begin
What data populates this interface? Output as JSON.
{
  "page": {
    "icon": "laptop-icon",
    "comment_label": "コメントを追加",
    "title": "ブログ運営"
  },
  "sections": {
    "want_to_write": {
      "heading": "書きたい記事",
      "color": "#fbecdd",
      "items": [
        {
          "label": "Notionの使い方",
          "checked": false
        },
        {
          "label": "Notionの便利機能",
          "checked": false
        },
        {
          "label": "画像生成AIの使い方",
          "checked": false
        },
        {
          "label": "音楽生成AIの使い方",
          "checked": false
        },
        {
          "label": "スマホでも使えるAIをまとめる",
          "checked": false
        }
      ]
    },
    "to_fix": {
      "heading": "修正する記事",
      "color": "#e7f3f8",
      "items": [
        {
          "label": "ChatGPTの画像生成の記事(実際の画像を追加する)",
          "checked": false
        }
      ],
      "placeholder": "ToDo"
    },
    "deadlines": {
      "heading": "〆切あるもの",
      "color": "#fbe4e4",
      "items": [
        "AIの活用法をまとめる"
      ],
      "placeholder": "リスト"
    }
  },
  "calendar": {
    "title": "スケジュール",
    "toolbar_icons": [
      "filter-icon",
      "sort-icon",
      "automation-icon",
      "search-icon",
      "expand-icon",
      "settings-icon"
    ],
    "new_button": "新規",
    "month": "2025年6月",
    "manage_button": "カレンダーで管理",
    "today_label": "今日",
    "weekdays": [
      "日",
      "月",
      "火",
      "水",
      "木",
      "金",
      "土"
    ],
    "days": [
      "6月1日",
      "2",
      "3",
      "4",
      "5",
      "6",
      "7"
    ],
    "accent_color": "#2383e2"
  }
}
end
begin
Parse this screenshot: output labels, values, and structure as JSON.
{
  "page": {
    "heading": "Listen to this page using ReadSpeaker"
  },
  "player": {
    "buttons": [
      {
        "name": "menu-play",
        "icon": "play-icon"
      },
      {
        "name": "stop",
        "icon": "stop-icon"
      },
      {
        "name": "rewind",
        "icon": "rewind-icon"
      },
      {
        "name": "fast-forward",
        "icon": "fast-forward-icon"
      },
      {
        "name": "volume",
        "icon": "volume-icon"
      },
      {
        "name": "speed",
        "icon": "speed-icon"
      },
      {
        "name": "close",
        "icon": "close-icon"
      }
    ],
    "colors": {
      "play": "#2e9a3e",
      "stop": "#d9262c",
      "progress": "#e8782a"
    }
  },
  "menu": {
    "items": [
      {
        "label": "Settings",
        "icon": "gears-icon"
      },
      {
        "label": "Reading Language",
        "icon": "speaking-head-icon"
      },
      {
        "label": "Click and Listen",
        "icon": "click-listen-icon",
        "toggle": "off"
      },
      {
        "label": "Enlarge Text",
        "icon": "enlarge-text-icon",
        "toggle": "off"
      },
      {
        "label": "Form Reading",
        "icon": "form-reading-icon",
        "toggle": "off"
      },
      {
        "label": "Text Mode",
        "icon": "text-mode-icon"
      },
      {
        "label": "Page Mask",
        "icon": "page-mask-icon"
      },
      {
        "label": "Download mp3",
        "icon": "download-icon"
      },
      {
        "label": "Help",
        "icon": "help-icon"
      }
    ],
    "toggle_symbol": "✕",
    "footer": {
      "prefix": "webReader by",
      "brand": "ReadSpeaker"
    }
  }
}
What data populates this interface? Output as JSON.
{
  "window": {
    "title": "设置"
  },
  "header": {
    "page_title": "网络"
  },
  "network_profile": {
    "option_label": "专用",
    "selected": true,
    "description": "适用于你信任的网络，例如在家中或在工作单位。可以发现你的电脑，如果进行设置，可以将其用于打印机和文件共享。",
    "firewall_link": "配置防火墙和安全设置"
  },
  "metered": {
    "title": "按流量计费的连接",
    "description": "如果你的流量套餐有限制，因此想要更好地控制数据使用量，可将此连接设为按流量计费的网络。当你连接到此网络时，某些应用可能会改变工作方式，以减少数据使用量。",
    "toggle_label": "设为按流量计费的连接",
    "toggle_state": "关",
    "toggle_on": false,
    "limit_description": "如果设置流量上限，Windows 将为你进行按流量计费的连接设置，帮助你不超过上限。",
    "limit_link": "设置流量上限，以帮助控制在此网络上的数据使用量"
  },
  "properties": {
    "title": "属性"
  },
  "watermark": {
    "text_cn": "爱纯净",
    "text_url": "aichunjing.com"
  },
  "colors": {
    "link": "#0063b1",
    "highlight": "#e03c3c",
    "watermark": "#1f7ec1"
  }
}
end
◆ YOUR OBJECTIVE:
Look through the listing above. Pick out each line with "fast" and copy it.

◆ PROBLEM SOLUTION:
        "name": "fast-forward",
        "icon": "fast-forward-icon"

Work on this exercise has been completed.